Set task: Repeat the entries below exactly as they appear, with no pictures.
↓
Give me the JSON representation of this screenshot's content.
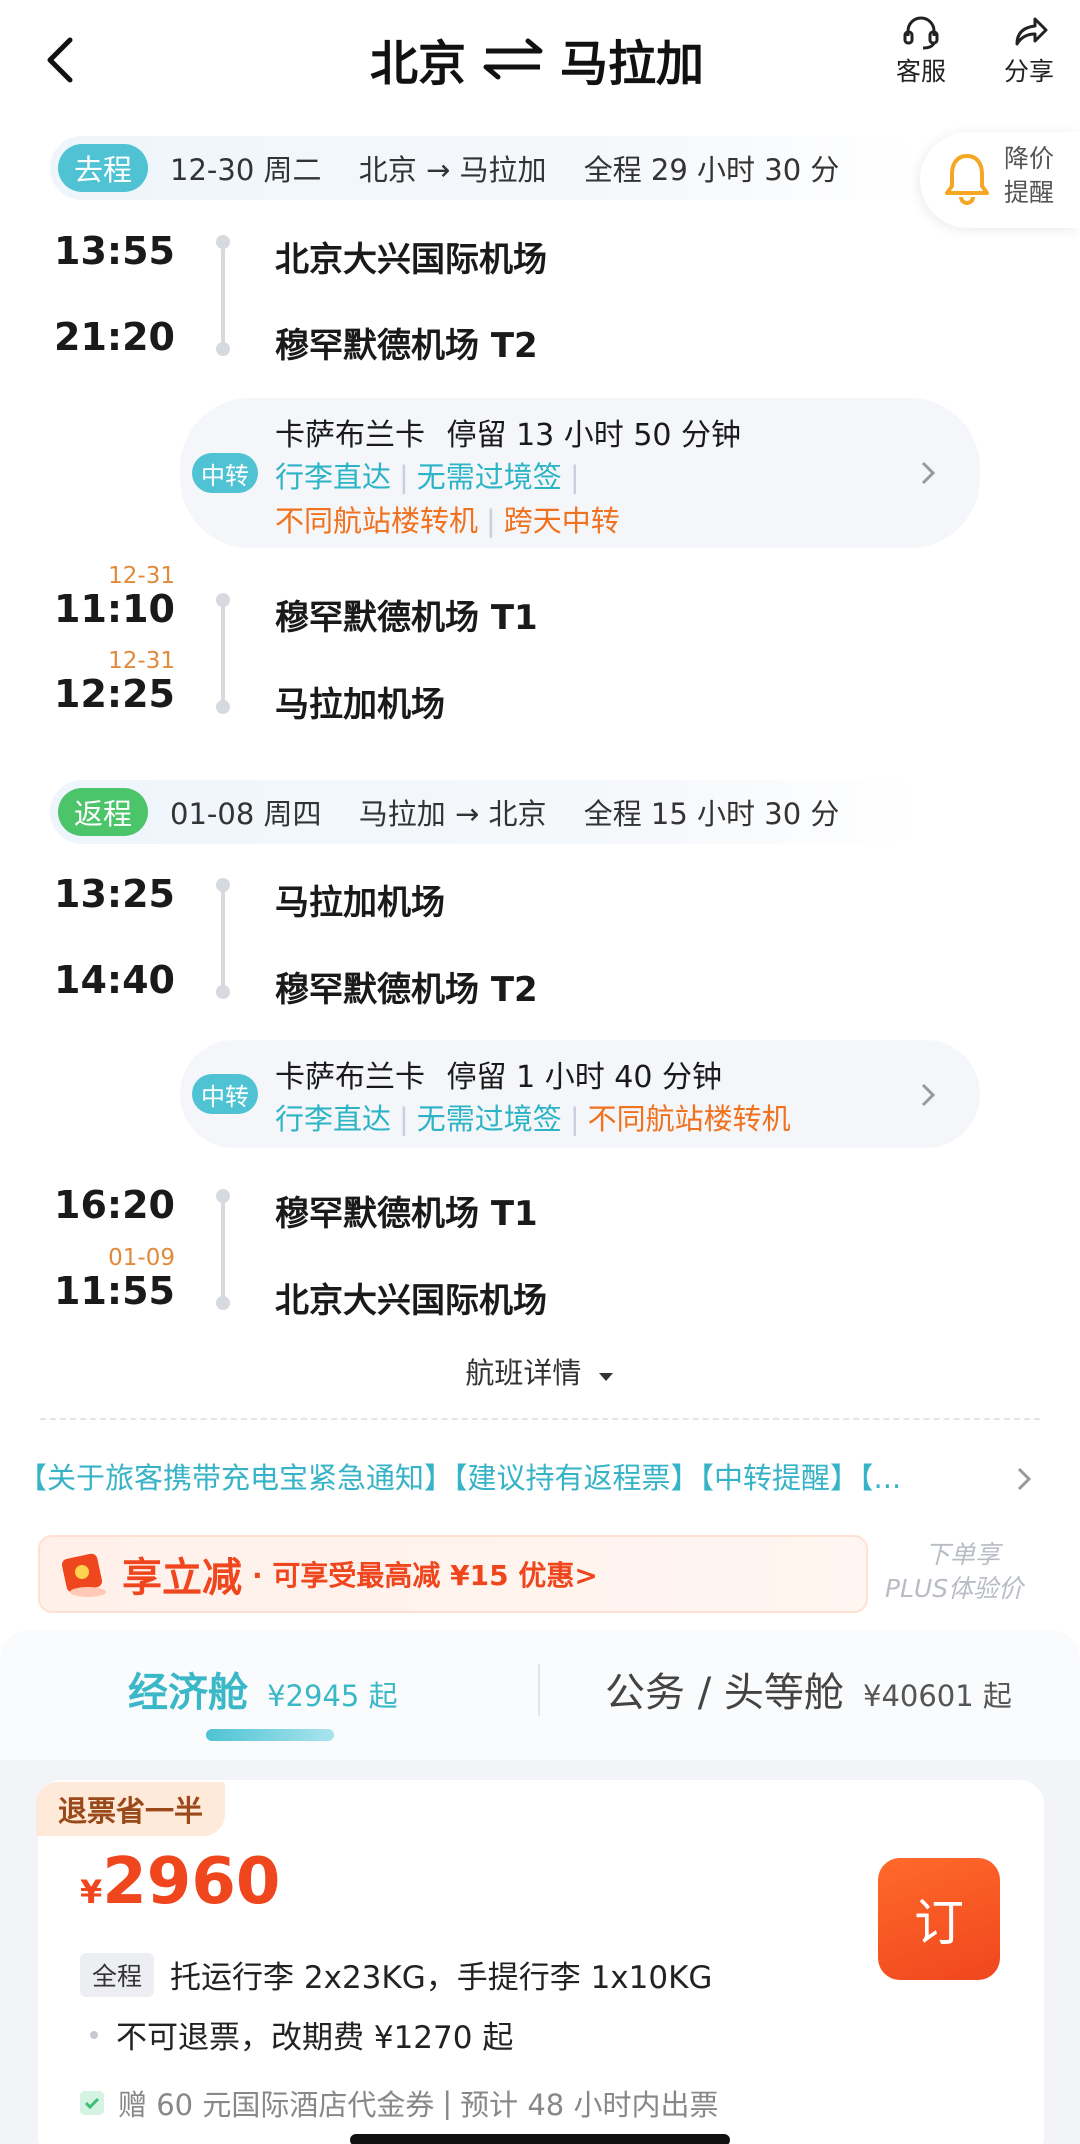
{
  "header": {
    "origin": "北京",
    "destination": "马拉加",
    "service_label": "客服",
    "share_label": "分享"
  },
  "price_alert": {
    "label_line1": "降价",
    "label_line2": "提醒"
  },
  "outbound": {
    "tag": "去程",
    "date": "12-30 周二",
    "route": "北京 → 马拉加",
    "duration": "全程 29 小时 30 分",
    "leg1": {
      "dep_time": "13:55",
      "dep_airport": "北京大兴国际机场",
      "arr_time": "21:20",
      "arr_airport": "穆罕默德机场 T2"
    },
    "transfer": {
      "tag": "中转",
      "city": "卡萨布兰卡",
      "stay": "停留 13 小时 50 分钟",
      "notes_teal": [
        "行李直达",
        "无需过境签"
      ],
      "notes_orange": [
        "不同航站楼转机",
        "跨天中转"
      ]
    },
    "leg2": {
      "dep_date": "12-31",
      "dep_time": "11:10",
      "dep_airport": "穆罕默德机场 T1",
      "arr_date": "12-31",
      "arr_time": "12:25",
      "arr_airport": "马拉加机场"
    }
  },
  "return": {
    "tag": "返程",
    "date": "01-08 周四",
    "route": "马拉加 → 北京",
    "duration": "全程 15 小时 30 分",
    "leg1": {
      "dep_time": "13:25",
      "dep_airport": "马拉加机场",
      "arr_time": "14:40",
      "arr_airport": "穆罕默德机场 T2"
    },
    "transfer": {
      "tag": "中转",
      "city": "卡萨布兰卡",
      "stay": "停留 1 小时 40 分钟",
      "notes_teal": [
        "行李直达",
        "无需过境签"
      ],
      "notes_orange": [
        "不同航站楼转机"
      ]
    },
    "leg2": {
      "dep_time": "16:20",
      "dep_airport": "穆罕默德机场 T1",
      "arr_date": "01-09",
      "arr_time": "11:55",
      "arr_airport": "北京大兴国际机场"
    }
  },
  "flight_details_label": "航班详情",
  "notice_text": "【关于旅客携带充电宝紧急通知】【建议持有返程票】【中转提醒】【...",
  "promo": {
    "title": "享立减",
    "desc": "· 可享受最高减 ¥15 优惠>",
    "plus_line1": "下单享",
    "plus_line2": "PLUS体验价"
  },
  "cabin_tabs": [
    {
      "name": "经济舱",
      "price": "¥2945 起"
    },
    {
      "name": "公务 / 头等舱",
      "price": "¥40601 起"
    }
  ],
  "fare": {
    "badge": "退票省一半",
    "currency": "¥",
    "price": "2960",
    "book_label": "订",
    "scope_pill": "全程",
    "baggage": "托运行李 2x23KG，手提行李 1x10KG",
    "refund_rule": "不可退票，改期费 ¥1270 起",
    "gift": "赠 60 元国际酒店代金券",
    "ticketing": "预计 48 小时内出票"
  },
  "colors": {
    "teal": "#4fc3d4",
    "orange": "#f0711e",
    "price_red": "#f0461e",
    "return_green": "#4cc46a"
  }
}
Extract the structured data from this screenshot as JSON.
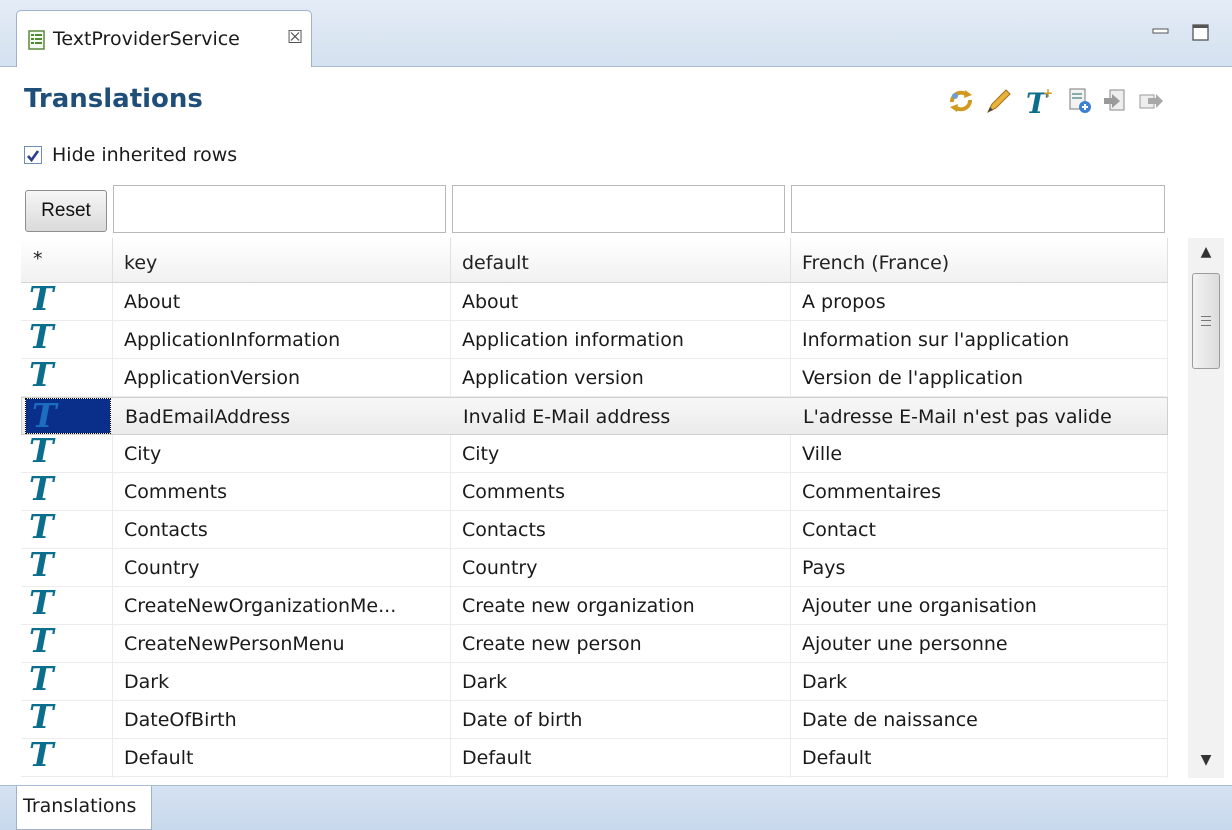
{
  "editor_tab": {
    "title": "TextProviderService",
    "close_glyph": "☒"
  },
  "window_controls": {
    "minimize": "minimize-icon",
    "maximize": "maximize-icon"
  },
  "page": {
    "title": "Translations"
  },
  "toolbar": {
    "icons": [
      "sync-icon",
      "edit-icon",
      "add-text-icon",
      "new-file-icon",
      "import-icon",
      "export-icon"
    ]
  },
  "options": {
    "hide_inherited_label": "Hide inherited rows",
    "hide_inherited_checked": true
  },
  "filters": {
    "reset_label": "Reset",
    "key_filter": "",
    "default_filter": "",
    "french_filter": ""
  },
  "table": {
    "columns": [
      "*",
      "key",
      "default",
      "French (France)"
    ],
    "row_icon_glyph": "T",
    "selected_row_index": 3,
    "rows": [
      {
        "key": "About",
        "default": "About",
        "french": "A propos"
      },
      {
        "key": "ApplicationInformation",
        "default": "Application information",
        "french": "Information sur l'application"
      },
      {
        "key": "ApplicationVersion",
        "default": "Application version",
        "french": "Version de l'application"
      },
      {
        "key": "BadEmailAddress",
        "default": "Invalid E-Mail address",
        "french": "L'adresse E-Mail n'est pas valide"
      },
      {
        "key": "City",
        "default": "City",
        "french": "Ville"
      },
      {
        "key": "Comments",
        "default": "Comments",
        "french": "Commentaires"
      },
      {
        "key": "Contacts",
        "default": "Contacts",
        "french": "Contact"
      },
      {
        "key": "Country",
        "default": "Country",
        "french": "Pays"
      },
      {
        "key": "CreateNewOrganizationMe...",
        "default": "Create new organization",
        "french": "Ajouter une organisation"
      },
      {
        "key": "CreateNewPersonMenu",
        "default": "Create new person",
        "french": "Ajouter une personne"
      },
      {
        "key": "Dark",
        "default": "Dark",
        "french": "Dark"
      },
      {
        "key": "DateOfBirth",
        "default": "Date of birth",
        "french": "Date de naissance"
      },
      {
        "key": "Default",
        "default": "Default",
        "french": "Default"
      }
    ]
  },
  "bottom_tabs": [
    "Translations"
  ],
  "colors": {
    "title": "#1f4e79",
    "text_icon": "#0b6e8c",
    "selection": "#0a2f8a",
    "tab_strip": "#d4e1f0"
  }
}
↑
Finished task:
Give me the JSON representation of this screenshot's content.
{
  "header": {
    "origin": "北京",
    "destination": "马拉加",
    "service_label": "客服",
    "share_label": "分享"
  },
  "price_alert": {
    "label_line1": "降价",
    "label_line2": "提醒"
  },
  "outbound": {
    "tag": "去程",
    "date": "12-30 周二",
    "route": "北京 → 马拉加",
    "duration": "全程 29 小时 30 分",
    "leg1": {
      "dep_time": "13:55",
      "dep_airport": "北京大兴国际机场",
      "arr_time": "21:20",
      "arr_airport": "穆罕默德机场 T2"
    },
    "transfer": {
      "tag": "中转",
      "city": "卡萨布兰卡",
      "stay": "停留 13 小时 50 分钟",
      "notes_teal": [
        "行李直达",
        "无需过境签"
      ],
      "notes_orange": [
        "不同航站楼转机",
        "跨天中转"
      ]
    },
    "leg2": {
      "dep_date": "12-31",
      "dep_time": "11:10",
      "dep_airport": "穆罕默德机场 T1",
      "arr_date": "12-31",
      "arr_time": "12:25",
      "arr_airport": "马拉加机场"
    }
  },
  "return": {
    "tag": "返程",
    "date": "01-08 周四",
    "route": "马拉加 → 北京",
    "duration": "全程 15 小时 30 分",
    "leg1": {
      "dep_time": "13:25",
      "dep_airport": "马拉加机场",
      "arr_time": "14:40",
      "arr_airport": "穆罕默德机场 T2"
    },
    "transfer": {
      "tag": "中转",
      "city": "卡萨布兰卡",
      "stay": "停留 1 小时 40 分钟",
      "notes_teal": [
        "行李直达",
        "无需过境签"
      ],
      "notes_orange": [
        "不同航站楼转机"
      ]
    },
    "leg2": {
      "dep_time": "16:20",
      "dep_airport": "穆罕默德机场 T1",
      "arr_date": "01-09",
      "arr_time": "11:55",
      "arr_airport": "北京大兴国际机场"
    }
  },
  "flight_details_label": "航班详情",
  "notice_text": "【关于旅客携带充电宝紧急通知】【建议持有返程票】【中转提醒】【...",
  "promo": {
    "title": "享立减",
    "desc": "· 可享受最高减 ¥15 优惠>",
    "plus_line1": "下单享",
    "plus_line2": "PLUS体验价"
  },
  "cabin_tabs": [
    {
      "name": "经济舱",
      "price": "¥2945 起"
    },
    {
      "name": "公务 / 头等舱",
      "price": "¥40601 起"
    }
  ],
  "fare": {
    "badge": "退票省一半",
    "currency": "¥",
    "price": "2960",
    "book_label": "订",
    "scope_pill": "全程",
    "baggage": "托运行李 2x23KG，手提行李 1x10KG",
    "refund_rule": "不可退票，改期费 ¥1270 起",
    "gift": "赠 60 元国际酒店代金券",
    "ticketing": "预计 48 小时内出票"
  },
  "colors": {
    "teal": "#4fc3d4",
    "orange": "#f0711e",
    "price_red": "#f0461e",
    "return_green": "#4cc46a"
  }
}
Extract the structured data from this screenshot as JSON.
{
  "editor_tab": {
    "title": "TextProviderService",
    "close_glyph": "☒"
  },
  "window_controls": {
    "minimize": "minimize-icon",
    "maximize": "maximize-icon"
  },
  "page": {
    "title": "Translations"
  },
  "toolbar": {
    "icons": [
      "sync-icon",
      "edit-icon",
      "add-text-icon",
      "new-file-icon",
      "import-icon",
      "export-icon"
    ]
  },
  "options": {
    "hide_inherited_label": "Hide inherited rows",
    "hide_inherited_checked": true
  },
  "filters": {
    "reset_label": "Reset",
    "key_filter": "",
    "default_filter": "",
    "french_filter": ""
  },
  "table": {
    "columns": [
      "*",
      "key",
      "default",
      "French (France)"
    ],
    "row_icon_glyph": "T",
    "selected_row_index": 3,
    "rows": [
      {
        "key": "About",
        "default": "About",
        "french": "A propos"
      },
      {
        "key": "ApplicationInformation",
        "default": "Application information",
        "french": "Information sur l'application"
      },
      {
        "key": "ApplicationVersion",
        "default": "Application version",
        "french": "Version de l'application"
      },
      {
        "key": "BadEmailAddress",
        "default": "Invalid E-Mail address",
        "french": "L'adresse E-Mail n'est pas valide"
      },
      {
        "key": "City",
        "default": "City",
        "french": "Ville"
      },
      {
        "key": "Comments",
        "default": "Comments",
        "french": "Commentaires"
      },
      {
        "key": "Contacts",
        "default": "Contacts",
        "french": "Contact"
      },
      {
        "key": "Country",
        "default": "Country",
        "french": "Pays"
      },
      {
        "key": "CreateNewOrganizationMe...",
        "default": "Create new organization",
        "french": "Ajouter une organisation"
      },
      {
        "key": "CreateNewPersonMenu",
        "default": "Create new person",
        "french": "Ajouter une personne"
      },
      {
        "key": "Dark",
        "default": "Dark",
        "french": "Dark"
      },
      {
        "key": "DateOfBirth",
        "default": "Date of birth",
        "french": "Date de naissance"
      },
      {
        "key": "Default",
        "default": "Default",
        "french": "Default"
      }
    ]
  },
  "bottom_tabs": [
    "Translations"
  ],
  "colors": {
    "title": "#1f4e79",
    "text_icon": "#0b6e8c",
    "selection": "#0a2f8a",
    "tab_strip": "#d4e1f0"
  }
}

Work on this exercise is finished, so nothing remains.